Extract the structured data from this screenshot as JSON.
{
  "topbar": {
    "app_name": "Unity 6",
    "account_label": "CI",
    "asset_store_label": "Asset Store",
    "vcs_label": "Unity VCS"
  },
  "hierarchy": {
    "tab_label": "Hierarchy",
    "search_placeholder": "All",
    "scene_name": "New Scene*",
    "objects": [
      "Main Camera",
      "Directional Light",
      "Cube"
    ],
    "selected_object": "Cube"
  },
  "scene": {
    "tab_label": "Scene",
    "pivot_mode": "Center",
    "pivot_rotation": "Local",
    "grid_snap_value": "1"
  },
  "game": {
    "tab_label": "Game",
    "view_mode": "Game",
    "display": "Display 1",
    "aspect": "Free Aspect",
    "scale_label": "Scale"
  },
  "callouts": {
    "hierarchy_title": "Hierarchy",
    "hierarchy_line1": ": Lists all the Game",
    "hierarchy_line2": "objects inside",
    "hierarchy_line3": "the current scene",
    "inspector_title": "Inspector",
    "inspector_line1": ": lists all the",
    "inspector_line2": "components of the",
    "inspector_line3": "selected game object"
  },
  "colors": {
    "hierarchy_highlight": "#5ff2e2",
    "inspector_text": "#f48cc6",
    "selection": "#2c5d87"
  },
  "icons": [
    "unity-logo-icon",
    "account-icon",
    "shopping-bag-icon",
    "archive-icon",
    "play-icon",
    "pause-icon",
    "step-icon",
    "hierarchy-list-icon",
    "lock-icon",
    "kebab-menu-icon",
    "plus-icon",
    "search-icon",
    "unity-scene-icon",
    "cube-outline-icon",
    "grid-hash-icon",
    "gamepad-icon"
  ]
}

== == ==

What do the records say? Quote them all exactly.

# Final answer
Extract the structured data from this screenshot as JSON.
{
  "topbar": {
    "app_name": "Unity 6",
    "account_label": "CI",
    "asset_store_label": "Asset Store",
    "vcs_label": "Unity VCS"
  },
  "hierarchy": {
    "tab_label": "Hierarchy",
    "search_placeholder": "All",
    "scene_name": "New Scene*",
    "objects": [
      "Main Camera",
      "Directional Light",
      "Cube"
    ],
    "selected_object": "Cube"
  },
  "scene": {
    "tab_label": "Scene",
    "pivot_mode": "Center",
    "pivot_rotation": "Local",
    "grid_snap_value": "1"
  },
  "game": {
    "tab_label": "Game",
    "view_mode": "Game",
    "display": "Display 1",
    "aspect": "Free Aspect",
    "scale_label": "Scale"
  },
  "callouts": {
    "hierarchy_title": "Hierarchy",
    "hierarchy_line1": ": Lists all the Game",
    "hierarchy_line2": "objects inside",
    "hierarchy_line3": "the current scene",
    "inspector_title": "Inspector",
    "inspector_line1": ": lists all the",
    "inspector_line2": "components of the",
    "inspector_line3": "selected game object"
  },
  "colors": {
    "hierarchy_highlight": "#5ff2e2",
    "inspector_text": "#f48cc6",
    "selection": "#2c5d87"
  },
  "icons": [
    "unity-logo-icon",
    "account-icon",
    "shopping-bag-icon",
    "archive-icon",
    "play-icon",
    "pause-icon",
    "step-icon",
    "hierarchy-list-icon",
    "lock-icon",
    "kebab-menu-icon",
    "plus-icon",
    "search-icon",
    "unity-scene-icon",
    "cube-outline-icon",
    "grid-hash-icon",
    "gamepad-icon"
  ]
}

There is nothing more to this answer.